Directions for this task: Copy the records from the first line through the line with "section-tabs: OVERVIEW RECOMMENDATIONS", changing every "Bodyguards" to "Protectors" and leaving everything else the same. Give only those lines.

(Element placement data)

******************************

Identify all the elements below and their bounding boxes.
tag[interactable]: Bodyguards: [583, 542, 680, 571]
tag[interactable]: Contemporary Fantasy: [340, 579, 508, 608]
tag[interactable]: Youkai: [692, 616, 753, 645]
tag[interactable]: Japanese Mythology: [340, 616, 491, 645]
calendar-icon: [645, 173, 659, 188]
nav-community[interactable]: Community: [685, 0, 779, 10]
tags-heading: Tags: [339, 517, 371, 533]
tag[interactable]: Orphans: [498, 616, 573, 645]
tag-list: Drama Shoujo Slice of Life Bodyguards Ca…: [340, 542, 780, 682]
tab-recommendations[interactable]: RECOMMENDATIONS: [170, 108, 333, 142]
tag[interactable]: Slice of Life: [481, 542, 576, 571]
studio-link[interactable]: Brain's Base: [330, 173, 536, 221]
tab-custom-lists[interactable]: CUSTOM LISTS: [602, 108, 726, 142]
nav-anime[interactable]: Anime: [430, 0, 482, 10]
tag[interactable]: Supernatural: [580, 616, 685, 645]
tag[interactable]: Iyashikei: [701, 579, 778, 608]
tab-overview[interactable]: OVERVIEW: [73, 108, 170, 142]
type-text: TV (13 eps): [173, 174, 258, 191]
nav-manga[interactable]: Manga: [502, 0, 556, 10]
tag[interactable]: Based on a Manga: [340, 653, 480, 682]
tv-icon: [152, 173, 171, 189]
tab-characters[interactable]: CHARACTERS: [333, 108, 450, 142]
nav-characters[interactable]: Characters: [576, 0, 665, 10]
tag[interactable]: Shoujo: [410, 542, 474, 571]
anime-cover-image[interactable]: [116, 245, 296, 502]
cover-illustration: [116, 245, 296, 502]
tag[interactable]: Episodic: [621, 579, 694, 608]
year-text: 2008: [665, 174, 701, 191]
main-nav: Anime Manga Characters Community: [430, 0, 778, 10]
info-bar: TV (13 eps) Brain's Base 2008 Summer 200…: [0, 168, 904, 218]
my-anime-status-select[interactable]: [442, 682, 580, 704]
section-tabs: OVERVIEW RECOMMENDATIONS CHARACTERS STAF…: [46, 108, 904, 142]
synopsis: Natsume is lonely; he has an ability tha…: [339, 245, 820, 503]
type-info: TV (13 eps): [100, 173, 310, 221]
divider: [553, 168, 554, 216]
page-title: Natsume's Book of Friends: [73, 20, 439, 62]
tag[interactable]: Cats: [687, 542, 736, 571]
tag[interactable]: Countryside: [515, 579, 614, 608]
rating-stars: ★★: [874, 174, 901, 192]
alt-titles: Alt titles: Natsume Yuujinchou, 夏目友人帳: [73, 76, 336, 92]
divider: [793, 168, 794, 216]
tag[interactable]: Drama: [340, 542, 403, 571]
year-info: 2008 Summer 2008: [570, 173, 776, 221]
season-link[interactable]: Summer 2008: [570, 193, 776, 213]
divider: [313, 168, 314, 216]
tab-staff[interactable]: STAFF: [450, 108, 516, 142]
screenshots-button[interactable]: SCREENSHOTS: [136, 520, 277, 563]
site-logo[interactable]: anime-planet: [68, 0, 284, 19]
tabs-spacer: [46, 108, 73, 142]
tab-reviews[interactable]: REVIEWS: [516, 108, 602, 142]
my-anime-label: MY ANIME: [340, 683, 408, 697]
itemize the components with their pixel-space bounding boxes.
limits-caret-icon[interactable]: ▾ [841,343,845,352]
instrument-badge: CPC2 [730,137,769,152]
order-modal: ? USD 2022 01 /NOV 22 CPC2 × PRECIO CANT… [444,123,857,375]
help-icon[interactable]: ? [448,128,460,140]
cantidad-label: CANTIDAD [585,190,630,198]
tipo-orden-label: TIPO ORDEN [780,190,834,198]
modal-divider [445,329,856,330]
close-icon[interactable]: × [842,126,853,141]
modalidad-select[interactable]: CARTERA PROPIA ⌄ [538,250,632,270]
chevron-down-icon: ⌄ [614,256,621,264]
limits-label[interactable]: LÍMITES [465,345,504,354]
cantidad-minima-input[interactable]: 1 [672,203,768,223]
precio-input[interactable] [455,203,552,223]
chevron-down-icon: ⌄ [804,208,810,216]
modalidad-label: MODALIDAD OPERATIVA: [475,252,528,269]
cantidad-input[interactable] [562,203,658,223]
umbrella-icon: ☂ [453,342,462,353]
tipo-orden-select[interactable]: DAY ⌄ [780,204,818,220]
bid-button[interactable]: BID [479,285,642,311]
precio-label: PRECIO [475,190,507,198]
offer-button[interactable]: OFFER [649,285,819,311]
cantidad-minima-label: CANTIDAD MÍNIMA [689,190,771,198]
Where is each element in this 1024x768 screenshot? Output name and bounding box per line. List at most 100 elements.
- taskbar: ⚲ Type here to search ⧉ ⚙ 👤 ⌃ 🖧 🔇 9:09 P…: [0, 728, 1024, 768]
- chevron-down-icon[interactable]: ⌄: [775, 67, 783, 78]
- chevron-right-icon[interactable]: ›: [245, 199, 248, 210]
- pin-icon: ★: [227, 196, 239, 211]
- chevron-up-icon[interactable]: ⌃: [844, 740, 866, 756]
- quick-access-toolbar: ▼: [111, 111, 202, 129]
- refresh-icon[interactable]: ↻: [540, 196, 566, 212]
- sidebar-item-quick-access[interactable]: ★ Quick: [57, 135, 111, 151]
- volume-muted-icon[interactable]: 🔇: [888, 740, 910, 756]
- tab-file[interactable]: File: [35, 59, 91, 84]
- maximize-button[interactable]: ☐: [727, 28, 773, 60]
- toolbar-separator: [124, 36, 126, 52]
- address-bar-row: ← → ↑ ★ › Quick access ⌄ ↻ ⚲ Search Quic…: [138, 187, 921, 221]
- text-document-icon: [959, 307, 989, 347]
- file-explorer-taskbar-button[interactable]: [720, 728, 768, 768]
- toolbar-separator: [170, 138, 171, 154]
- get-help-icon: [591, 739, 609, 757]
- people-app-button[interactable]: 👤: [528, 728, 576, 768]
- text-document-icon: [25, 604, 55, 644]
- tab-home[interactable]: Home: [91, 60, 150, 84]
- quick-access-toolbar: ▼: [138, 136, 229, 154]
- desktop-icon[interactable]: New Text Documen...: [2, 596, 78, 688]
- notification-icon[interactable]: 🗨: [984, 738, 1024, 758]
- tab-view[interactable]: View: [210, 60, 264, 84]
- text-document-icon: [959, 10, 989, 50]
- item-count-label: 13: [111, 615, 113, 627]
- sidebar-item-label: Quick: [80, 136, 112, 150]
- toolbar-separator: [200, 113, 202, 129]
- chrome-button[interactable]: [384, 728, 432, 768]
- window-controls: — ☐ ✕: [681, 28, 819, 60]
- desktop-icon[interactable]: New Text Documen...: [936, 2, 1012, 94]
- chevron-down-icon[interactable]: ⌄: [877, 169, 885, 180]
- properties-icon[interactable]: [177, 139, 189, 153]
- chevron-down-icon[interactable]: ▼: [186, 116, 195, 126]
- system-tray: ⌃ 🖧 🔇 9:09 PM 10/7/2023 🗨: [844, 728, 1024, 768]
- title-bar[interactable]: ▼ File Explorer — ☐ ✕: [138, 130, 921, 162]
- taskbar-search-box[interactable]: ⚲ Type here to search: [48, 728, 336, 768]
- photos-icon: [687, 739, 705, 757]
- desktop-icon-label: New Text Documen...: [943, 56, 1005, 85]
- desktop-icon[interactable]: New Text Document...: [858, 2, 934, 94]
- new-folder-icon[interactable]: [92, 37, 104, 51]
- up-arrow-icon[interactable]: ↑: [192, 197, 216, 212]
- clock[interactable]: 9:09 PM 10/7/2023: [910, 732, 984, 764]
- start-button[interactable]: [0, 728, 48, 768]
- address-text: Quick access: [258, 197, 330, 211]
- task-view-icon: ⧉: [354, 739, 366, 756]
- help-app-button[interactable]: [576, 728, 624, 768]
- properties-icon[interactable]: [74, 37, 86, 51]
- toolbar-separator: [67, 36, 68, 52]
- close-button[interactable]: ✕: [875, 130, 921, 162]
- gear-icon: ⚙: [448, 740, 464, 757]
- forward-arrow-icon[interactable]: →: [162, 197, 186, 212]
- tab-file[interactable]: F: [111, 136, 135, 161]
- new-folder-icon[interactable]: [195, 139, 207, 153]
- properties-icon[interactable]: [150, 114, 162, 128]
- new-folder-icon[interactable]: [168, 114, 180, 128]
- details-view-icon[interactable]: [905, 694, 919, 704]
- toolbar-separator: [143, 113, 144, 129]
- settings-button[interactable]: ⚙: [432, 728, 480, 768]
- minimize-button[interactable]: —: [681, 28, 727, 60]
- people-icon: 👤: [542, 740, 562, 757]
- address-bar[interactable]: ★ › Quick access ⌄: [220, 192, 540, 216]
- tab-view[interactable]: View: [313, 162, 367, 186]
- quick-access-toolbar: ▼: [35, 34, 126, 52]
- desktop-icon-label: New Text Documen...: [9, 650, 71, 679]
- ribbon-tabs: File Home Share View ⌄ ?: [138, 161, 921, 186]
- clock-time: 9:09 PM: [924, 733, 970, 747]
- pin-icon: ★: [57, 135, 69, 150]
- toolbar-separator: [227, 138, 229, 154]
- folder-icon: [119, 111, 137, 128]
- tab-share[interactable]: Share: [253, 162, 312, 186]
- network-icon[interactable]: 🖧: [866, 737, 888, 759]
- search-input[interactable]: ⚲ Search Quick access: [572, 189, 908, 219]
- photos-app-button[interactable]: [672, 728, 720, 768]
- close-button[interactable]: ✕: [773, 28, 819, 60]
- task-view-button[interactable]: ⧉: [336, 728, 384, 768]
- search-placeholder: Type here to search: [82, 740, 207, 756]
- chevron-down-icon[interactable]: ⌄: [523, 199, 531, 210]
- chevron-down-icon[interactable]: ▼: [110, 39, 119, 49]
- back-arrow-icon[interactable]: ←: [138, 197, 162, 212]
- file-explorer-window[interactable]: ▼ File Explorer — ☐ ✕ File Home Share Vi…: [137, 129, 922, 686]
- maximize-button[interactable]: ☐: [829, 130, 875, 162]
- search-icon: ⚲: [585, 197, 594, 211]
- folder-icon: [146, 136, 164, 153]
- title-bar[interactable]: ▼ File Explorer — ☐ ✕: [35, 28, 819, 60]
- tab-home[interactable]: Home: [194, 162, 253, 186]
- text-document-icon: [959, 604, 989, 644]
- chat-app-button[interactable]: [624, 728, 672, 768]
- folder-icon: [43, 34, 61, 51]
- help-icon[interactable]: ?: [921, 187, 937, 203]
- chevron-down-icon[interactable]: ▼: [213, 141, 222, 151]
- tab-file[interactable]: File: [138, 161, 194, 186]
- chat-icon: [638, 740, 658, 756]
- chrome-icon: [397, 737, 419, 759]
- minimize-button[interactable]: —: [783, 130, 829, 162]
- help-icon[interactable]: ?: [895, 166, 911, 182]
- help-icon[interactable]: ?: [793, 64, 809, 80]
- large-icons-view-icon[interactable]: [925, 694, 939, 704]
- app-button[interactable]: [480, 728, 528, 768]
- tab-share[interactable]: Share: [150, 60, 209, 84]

******************************

Task answer:
Identify all the elements below and their bounding boxes.
tag[interactable]: Protectors: [583, 542, 680, 571]
tag[interactable]: Contemporary Fantasy: [340, 579, 508, 608]
tag[interactable]: Youkai: [692, 616, 753, 645]
tag[interactable]: Japanese Mythology: [340, 616, 491, 645]
calendar-icon: [645, 173, 659, 188]
nav-community[interactable]: Community: [685, 0, 779, 10]
tags-heading: Tags: [339, 517, 371, 533]
tag[interactable]: Orphans: [498, 616, 573, 645]
tag-list: Drama Shoujo Slice of Life Protectors Ca…: [340, 542, 780, 682]
tab-recommendations[interactable]: RECOMMENDATIONS: [170, 108, 333, 142]
tag[interactable]: Slice of Life: [481, 542, 576, 571]
studio-link[interactable]: Brain's Base: [330, 173, 536, 221]
tab-custom-lists[interactable]: CUSTOM LISTS: [602, 108, 726, 142]
nav-anime[interactable]: Anime: [430, 0, 482, 10]
tag[interactable]: Supernatural: [580, 616, 685, 645]
tag[interactable]: Iyashikei: [701, 579, 778, 608]
tab-overview[interactable]: OVERVIEW: [73, 108, 170, 142]
type-text: TV (13 eps): [173, 174, 258, 191]
nav-manga[interactable]: Manga: [502, 0, 556, 10]
tag[interactable]: Based on a Manga: [340, 653, 480, 682]
tv-icon: [152, 173, 171, 189]
tab-characters[interactable]: CHARACTERS: [333, 108, 450, 142]
nav-characters[interactable]: Characters: [576, 0, 665, 10]
tag[interactable]: Shoujo: [410, 542, 474, 571]
anime-cover-image[interactable]: [116, 245, 296, 502]
cover-illustration: [116, 245, 296, 502]
tag[interactable]: Episodic: [621, 579, 694, 608]
year-text: 2008: [665, 174, 701, 191]
main-nav: Anime Manga Characters Community: [430, 0, 778, 10]
info-bar: TV (13 eps) Brain's Base 2008 Summer 200…: [0, 168, 904, 218]
my-anime-status-select[interactable]: [442, 682, 580, 704]
section-tabs: OVERVIEW RECOMMENDATIONS CHARACTERS STAF…: [46, 108, 904, 142]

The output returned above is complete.